Exercise inputs:

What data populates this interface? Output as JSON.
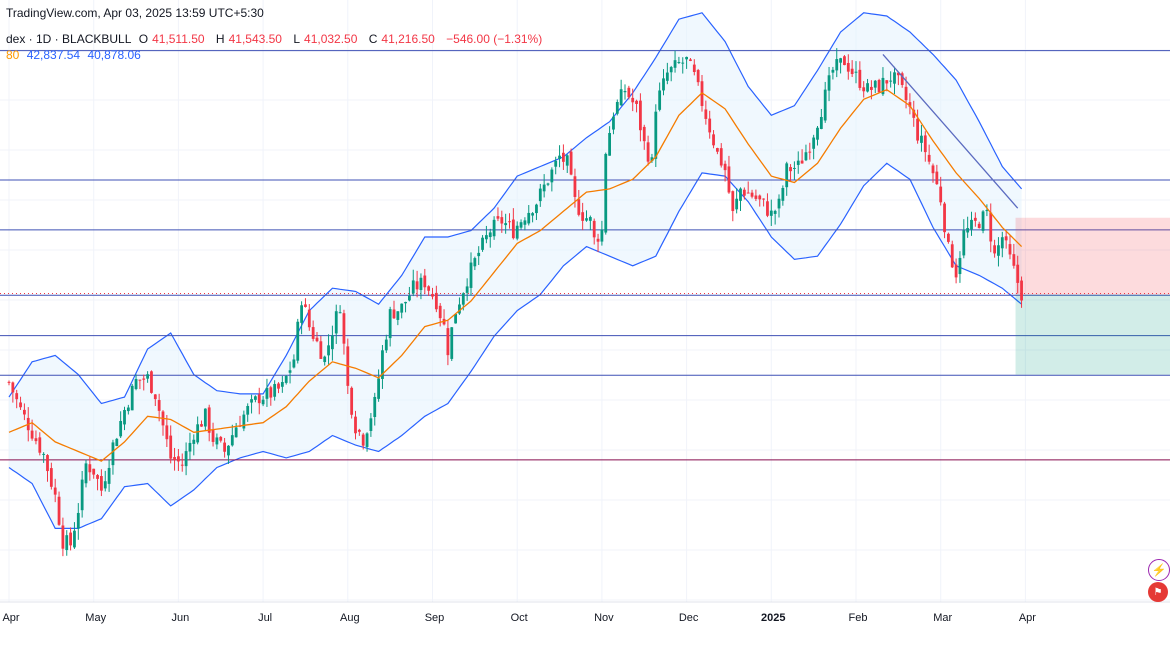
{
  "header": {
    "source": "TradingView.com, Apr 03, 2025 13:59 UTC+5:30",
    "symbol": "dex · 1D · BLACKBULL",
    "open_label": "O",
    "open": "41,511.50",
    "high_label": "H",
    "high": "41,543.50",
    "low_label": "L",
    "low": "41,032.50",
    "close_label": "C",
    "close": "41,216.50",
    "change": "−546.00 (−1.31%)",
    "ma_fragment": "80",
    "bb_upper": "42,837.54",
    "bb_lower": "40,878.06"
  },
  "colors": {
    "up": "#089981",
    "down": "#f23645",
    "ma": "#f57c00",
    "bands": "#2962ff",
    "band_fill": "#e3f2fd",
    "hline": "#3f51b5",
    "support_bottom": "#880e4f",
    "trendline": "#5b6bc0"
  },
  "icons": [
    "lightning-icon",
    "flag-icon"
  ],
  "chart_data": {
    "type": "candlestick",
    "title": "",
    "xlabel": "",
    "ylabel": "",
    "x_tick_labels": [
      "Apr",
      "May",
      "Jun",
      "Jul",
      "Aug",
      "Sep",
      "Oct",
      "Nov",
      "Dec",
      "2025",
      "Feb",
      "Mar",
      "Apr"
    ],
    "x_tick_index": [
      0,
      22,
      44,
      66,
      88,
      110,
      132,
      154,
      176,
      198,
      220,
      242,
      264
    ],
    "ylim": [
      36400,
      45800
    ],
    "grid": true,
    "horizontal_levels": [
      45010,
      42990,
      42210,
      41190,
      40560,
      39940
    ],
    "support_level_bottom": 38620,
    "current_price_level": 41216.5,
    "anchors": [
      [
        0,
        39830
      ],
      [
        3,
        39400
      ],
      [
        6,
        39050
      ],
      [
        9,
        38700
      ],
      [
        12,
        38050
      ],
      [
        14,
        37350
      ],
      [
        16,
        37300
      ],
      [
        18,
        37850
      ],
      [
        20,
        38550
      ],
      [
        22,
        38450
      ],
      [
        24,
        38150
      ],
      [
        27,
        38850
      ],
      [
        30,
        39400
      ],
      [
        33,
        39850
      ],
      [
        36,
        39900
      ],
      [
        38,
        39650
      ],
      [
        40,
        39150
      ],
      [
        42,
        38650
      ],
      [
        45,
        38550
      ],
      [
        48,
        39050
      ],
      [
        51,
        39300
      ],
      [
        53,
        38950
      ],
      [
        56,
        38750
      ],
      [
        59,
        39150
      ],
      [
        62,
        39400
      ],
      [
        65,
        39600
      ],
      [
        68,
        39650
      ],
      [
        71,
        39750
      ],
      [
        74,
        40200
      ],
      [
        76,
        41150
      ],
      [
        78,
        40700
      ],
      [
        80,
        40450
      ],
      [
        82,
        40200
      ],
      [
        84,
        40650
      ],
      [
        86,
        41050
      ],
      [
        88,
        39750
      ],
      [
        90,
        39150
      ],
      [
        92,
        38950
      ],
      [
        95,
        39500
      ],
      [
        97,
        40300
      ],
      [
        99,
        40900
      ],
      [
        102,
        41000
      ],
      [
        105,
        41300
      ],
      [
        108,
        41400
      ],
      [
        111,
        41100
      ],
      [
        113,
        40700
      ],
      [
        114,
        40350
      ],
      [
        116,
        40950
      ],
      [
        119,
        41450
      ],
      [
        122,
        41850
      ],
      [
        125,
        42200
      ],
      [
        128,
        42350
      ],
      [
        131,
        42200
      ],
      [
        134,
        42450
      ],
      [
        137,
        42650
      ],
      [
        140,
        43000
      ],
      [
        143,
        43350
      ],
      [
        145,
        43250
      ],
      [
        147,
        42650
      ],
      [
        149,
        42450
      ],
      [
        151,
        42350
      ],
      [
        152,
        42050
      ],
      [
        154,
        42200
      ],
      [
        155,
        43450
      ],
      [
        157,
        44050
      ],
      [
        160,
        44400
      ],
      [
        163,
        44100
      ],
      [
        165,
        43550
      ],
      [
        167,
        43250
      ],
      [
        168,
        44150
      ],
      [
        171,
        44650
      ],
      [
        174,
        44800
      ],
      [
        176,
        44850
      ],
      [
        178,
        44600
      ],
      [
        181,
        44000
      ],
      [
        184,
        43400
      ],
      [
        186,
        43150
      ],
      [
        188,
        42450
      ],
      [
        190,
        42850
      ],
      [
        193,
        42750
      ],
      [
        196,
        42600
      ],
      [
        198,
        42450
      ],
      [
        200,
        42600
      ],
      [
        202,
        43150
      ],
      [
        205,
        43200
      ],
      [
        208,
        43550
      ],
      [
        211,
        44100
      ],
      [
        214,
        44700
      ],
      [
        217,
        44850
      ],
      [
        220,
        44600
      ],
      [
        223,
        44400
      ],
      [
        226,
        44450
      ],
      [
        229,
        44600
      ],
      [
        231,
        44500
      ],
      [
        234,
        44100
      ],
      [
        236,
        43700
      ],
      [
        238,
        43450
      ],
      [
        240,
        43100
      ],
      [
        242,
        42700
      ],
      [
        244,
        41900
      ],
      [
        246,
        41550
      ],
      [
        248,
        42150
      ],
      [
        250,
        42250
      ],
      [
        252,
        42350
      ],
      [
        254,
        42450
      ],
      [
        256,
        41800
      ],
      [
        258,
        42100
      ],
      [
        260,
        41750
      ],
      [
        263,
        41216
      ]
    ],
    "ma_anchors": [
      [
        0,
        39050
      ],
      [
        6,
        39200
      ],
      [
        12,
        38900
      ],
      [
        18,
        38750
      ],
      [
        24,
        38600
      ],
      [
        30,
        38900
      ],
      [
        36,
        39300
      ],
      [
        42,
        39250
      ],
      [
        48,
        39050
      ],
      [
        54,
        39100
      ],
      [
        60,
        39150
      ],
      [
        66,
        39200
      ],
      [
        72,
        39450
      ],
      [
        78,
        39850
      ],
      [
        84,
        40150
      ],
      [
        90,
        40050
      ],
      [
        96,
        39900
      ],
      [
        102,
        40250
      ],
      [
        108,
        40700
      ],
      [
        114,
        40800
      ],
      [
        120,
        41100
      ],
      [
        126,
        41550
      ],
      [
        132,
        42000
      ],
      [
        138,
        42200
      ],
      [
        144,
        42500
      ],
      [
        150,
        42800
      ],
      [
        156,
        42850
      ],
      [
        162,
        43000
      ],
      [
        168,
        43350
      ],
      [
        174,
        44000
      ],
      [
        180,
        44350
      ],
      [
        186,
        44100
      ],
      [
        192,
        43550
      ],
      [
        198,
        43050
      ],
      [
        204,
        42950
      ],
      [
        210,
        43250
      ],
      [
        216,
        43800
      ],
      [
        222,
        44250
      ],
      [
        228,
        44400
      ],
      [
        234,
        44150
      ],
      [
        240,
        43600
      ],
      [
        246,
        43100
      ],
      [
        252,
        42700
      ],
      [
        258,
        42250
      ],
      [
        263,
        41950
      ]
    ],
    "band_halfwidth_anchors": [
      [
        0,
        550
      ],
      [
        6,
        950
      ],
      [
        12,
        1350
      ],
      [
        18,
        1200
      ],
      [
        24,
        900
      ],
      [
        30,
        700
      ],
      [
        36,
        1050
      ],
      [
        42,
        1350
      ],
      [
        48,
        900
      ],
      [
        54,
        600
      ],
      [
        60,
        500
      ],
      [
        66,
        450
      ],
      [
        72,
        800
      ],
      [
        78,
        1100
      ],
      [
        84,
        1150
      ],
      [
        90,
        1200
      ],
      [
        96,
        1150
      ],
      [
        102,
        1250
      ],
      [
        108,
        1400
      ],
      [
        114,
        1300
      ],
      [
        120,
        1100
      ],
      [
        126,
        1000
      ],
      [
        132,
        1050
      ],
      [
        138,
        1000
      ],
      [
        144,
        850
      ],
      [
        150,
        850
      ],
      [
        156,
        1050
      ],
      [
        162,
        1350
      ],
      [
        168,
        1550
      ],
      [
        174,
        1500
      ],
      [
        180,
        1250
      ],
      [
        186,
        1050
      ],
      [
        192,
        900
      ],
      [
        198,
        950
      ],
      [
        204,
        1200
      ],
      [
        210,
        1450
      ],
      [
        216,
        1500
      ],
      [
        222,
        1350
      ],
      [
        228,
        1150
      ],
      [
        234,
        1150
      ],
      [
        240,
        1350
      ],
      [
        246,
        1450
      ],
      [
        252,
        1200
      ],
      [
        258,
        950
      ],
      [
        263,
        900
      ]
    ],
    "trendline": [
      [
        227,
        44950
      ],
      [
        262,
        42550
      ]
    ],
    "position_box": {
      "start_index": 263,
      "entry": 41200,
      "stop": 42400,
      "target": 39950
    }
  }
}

...

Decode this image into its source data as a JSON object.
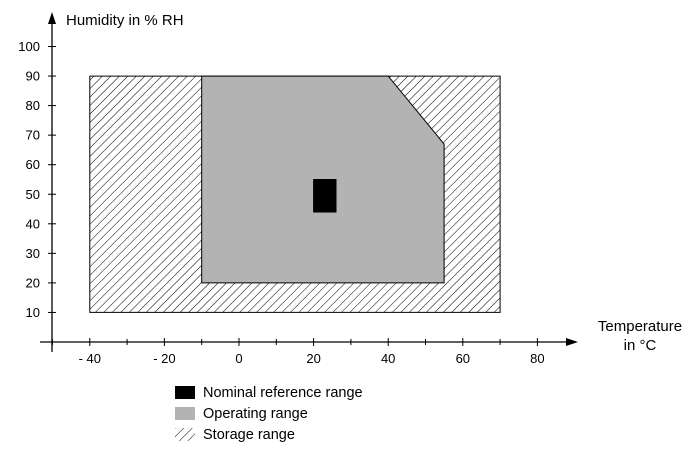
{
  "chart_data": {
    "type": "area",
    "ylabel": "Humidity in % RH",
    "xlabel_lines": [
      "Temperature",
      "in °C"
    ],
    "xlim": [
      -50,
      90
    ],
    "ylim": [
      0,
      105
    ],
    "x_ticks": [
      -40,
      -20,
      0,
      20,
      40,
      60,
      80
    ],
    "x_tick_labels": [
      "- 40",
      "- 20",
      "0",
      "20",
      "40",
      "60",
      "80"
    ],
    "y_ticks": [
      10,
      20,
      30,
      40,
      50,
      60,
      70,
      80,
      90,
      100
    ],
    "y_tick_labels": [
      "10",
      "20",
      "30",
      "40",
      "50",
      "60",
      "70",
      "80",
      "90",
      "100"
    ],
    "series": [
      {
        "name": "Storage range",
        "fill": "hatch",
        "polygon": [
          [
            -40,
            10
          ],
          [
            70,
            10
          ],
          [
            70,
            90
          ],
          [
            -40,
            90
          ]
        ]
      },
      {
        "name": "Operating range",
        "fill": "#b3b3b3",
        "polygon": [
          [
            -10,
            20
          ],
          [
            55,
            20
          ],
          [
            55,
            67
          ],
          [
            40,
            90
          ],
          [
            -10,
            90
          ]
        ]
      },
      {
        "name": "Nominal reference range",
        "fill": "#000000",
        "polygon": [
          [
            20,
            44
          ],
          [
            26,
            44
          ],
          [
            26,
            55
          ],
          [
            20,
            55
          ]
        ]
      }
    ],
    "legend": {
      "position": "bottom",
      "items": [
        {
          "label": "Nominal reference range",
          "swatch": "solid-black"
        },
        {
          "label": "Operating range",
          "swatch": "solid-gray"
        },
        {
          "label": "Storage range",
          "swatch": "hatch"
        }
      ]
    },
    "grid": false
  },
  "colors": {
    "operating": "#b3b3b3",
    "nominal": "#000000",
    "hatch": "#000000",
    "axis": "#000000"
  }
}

==

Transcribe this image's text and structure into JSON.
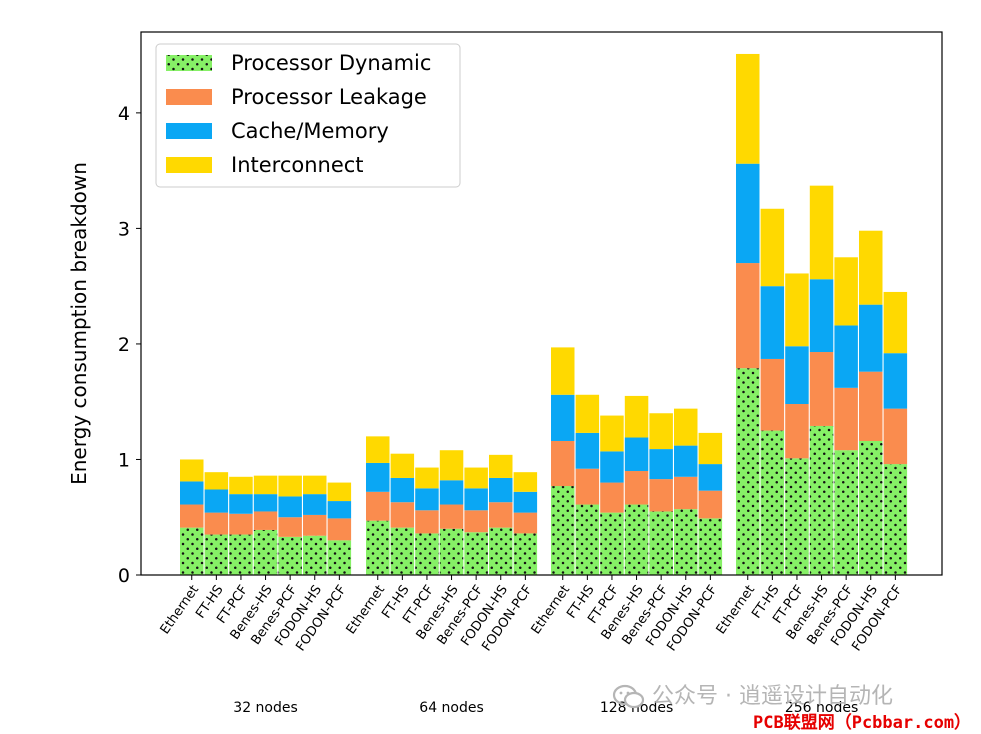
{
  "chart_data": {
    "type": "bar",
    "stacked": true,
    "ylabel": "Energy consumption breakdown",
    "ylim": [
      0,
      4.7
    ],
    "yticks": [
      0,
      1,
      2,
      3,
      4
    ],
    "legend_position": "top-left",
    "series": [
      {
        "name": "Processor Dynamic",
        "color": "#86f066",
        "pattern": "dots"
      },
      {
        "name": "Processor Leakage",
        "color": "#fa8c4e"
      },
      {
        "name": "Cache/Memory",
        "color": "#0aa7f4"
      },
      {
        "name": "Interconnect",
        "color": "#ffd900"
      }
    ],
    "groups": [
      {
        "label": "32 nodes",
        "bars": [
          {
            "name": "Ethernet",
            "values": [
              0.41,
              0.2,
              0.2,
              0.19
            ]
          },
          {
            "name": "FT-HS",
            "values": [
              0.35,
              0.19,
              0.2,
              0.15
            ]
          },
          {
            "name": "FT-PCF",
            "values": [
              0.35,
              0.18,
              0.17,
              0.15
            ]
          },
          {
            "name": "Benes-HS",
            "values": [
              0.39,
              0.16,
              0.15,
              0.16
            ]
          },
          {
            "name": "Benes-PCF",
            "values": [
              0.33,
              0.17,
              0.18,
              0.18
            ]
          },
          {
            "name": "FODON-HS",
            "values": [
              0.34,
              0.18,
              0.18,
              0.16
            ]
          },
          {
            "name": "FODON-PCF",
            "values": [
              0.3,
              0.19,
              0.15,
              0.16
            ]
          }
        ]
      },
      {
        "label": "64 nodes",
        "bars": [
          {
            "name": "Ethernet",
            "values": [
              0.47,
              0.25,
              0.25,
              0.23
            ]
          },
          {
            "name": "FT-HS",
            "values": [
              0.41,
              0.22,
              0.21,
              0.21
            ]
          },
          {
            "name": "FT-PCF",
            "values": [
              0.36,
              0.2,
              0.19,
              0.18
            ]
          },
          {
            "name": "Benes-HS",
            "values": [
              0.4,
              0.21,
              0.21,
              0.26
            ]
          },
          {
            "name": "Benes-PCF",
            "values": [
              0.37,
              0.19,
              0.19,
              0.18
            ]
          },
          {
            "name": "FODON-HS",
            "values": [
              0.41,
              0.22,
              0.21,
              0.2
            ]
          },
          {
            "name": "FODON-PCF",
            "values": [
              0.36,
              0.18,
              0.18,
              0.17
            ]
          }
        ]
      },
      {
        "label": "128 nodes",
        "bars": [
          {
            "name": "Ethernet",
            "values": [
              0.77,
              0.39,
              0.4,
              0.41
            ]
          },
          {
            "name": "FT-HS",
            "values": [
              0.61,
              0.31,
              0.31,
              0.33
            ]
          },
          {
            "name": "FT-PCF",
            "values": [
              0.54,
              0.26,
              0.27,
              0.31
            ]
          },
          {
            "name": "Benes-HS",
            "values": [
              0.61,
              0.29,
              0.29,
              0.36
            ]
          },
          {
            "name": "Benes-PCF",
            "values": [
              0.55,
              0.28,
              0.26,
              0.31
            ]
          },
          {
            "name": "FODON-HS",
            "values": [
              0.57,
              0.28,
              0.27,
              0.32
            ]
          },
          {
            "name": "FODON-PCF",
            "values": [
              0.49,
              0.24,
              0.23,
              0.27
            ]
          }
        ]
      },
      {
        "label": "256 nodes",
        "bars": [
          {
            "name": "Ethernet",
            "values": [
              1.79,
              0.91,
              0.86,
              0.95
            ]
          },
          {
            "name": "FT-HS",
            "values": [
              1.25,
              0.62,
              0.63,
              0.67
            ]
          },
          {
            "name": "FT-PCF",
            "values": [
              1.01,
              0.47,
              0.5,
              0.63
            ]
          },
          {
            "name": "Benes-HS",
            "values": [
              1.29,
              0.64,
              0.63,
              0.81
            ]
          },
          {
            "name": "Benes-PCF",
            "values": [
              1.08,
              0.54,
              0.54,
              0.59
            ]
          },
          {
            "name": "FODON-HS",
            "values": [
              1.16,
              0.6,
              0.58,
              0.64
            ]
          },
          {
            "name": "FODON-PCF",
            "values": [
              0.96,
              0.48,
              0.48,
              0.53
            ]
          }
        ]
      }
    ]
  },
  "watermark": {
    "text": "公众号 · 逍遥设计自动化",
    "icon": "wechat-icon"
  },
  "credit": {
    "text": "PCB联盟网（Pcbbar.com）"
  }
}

What is needed: List all lines holding the string "Processor".

Complete response:
        "name": "Processor Dynamic",
        "name": "Processor Leakage",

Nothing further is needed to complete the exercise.